*** Quoted text ***

Friday, September 12th, 2008

The difference between a mediocre transaction and a great one is the care that goes into the process. You can be a home buyer and make an offer to purchase, then end up regretting your decision.

You can be a homeowner and accept an offer, only to feel remorse at the day of closing. It’s a business transaction and your mind confirms this … but your heart just won’t cooperate. If it’s such a wise financial move, then why doesn’t your gut feel better about it?

Has real estate lost that loving feeling?

“It used to be that home buyers fell in love with a house. Now it’s a commodity, an investment,” Pat Von Mosch, Connect2Agent member and real estate agent in Anoka Minnesota, shared with me. ”People are more upwardly mobile now. Real estate has become a fax/email deal. Sometimes I never even meet the other real estate agent.”

How very different it is from the coffee table deals of yesterday. It used to be typical for all parties to meet at some point, and almost all offers to the seller were presented from the listing in person to a homeowner. Now a homeowner receives an offer by cell phone, fax, email or text.

In a house purchase, our habits of brevity online won’t always cut it. Here’s how to make a change.

The ability to communicate in a high-touch world should sharpen our senses of communication and free our minds a little more. We can be enabled through words, song and video to make our point at the touch of a “Ctrl” command and a tap of the “Enter” key. As consumers, we are becoming good at expressing ourselves online … but sometimes we fall short when it comes to real estate.

*** Recorded information ***

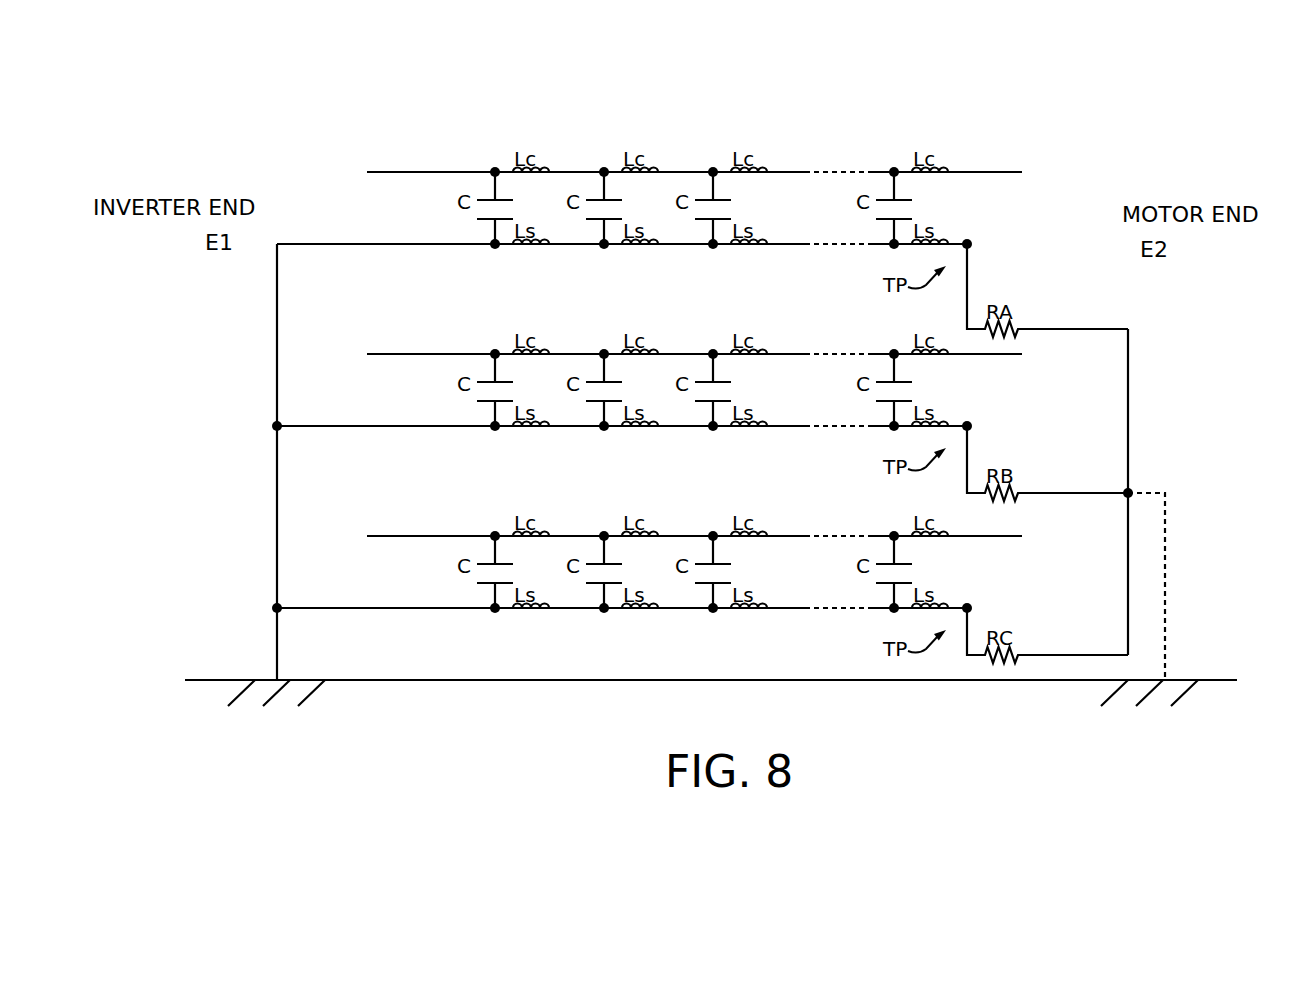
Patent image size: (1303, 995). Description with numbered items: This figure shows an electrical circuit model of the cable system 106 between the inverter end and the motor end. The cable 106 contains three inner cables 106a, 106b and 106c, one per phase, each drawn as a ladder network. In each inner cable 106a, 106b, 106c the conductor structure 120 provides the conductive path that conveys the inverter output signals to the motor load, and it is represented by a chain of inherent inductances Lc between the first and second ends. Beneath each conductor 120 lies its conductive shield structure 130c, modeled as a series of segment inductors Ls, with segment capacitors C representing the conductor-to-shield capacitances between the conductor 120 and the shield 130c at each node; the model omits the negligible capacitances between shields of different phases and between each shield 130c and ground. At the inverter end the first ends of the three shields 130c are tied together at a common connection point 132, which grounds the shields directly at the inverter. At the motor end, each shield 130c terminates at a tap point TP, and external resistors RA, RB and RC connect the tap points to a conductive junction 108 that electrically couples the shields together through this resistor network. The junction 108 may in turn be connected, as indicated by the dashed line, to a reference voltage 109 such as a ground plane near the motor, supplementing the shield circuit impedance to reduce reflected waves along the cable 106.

The cable 106 is at (390, 50).
The inner cable 106a is at (434, 127).
The inner cable 106b is at (432, 309).
The inner cable 106c is at (432, 490).
The conductor structure 120 is at (706, 356).
The conductive shield structure 130c is at (622, 407).
The common connection point 132 is at (277, 568).
The conductive junction 108 is at (1129, 471).
The reference voltage 109 is at (1166, 532).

***

• [Complete the following]:
1 - Reproduce the text about real estate transactions word for word.
2 - Format the rows as a JSON list of strings, one string per line, skipping blank lines and leaving out the pictures. Include only the part that opens at the start of the rows and closes with the line containing "The conductive junction".

• [Task-by-task results]:
1 -
Friday, September 12th, 2008

The difference between a mediocre transaction and a great one is the care that goes into the process. You can be a home buyer and make an offer to purchase, then end up regretting your decision.

You can be a homeowner and accept an offer, only to feel remorse at the day of closing. It’s a business transaction and your mind confirms this … but your heart just won’t cooperate. If it’s such a wise financial move, then why doesn’t your gut feel better about it?

Has real estate lost that loving feeling?

“It used to be that home buyers fell in love with a house. Now it’s a commodity, an investment,” Pat Von Mosch, Connect2Agent member and real estate agent in Anoka Minnesota, shared with me. ”People are more upwardly mobile now. Real estate has become a fax/email deal. Sometimes I never even meet the other real estate agent.”

How very different it is from the coffee table deals of yesterday. It used to be typical for all parties to meet at some point, and almost all offers to the seller were presented from the listing in person to a homeowner. Now a homeowner receives an offer by cell phone, fax, email or text.

In a house purchase, our habits of brevity online won’t always cut it. Here’s how to make a change.

The ability to communicate in a high-touch world should sharpen our senses of communication and free our minds a little more. We can be enabled through words, song and video to make our point at the touch of a “Ctrl” command and a tap of the “Enter” key. As consumers, we are becoming good at expressing ourselves online … but sometimes we fall short when it comes to real estate.

2 -
[
  "Patent image size: (1303, 995). Description with numbered items: This figure shows an electrical circuit model of the cable system 106 between the inverter end and the motor end. The cable 106 contains three inner cables 106a, 106b and 106c, one per phase, each drawn as a ladder network. In each inner cable 106a, 106b, 106c the conductor structure 120 provides the conductive path that conveys the inverter output signals to the motor load, and it is represented by a chain of inherent inductances Lc between the first and second ends. Beneath each conductor 120 lies its conductive shield structure 130c, modeled as a series of segment inductors Ls, with segment capacitors C representing the conductor-to-shield capacitances between the conductor 120 and the shield 130c at each node; the model omits the negligible capacitances between shields of different phases and between each shield 130c and ground. At the inverter end the first ends of the three shields 130c are tied together at a common connection point 132, which grounds the shields directly at the inverter. At the motor end, each shield 130c terminates at a tap point TP, and external resistors RA, RB and RC connect the tap points to a conductive junction 108 that electrically couples the shields together through this resistor network. The junction 108 may in turn be connected, as indicated by the dashed line, to a reference voltage 109 such as a ground plane near the motor, supplementing the shield circuit impedance to reduce reflected waves along the cable 106.",
  "The cable 106 is at (390, 50).",
  "The inner cable 106a is at (434, 127).",
  "The inner cable 106b is at (432, 309).",
  "The inner cable 106c is at (432, 490).",
  "The conductor structure 120 is at (706, 356).",
  "The conductive shield structure 130c is at (622, 407).",
  "The common connection point 132 is at (277, 568).",
  "The conductive junction 108 is at (1129, 471)."
]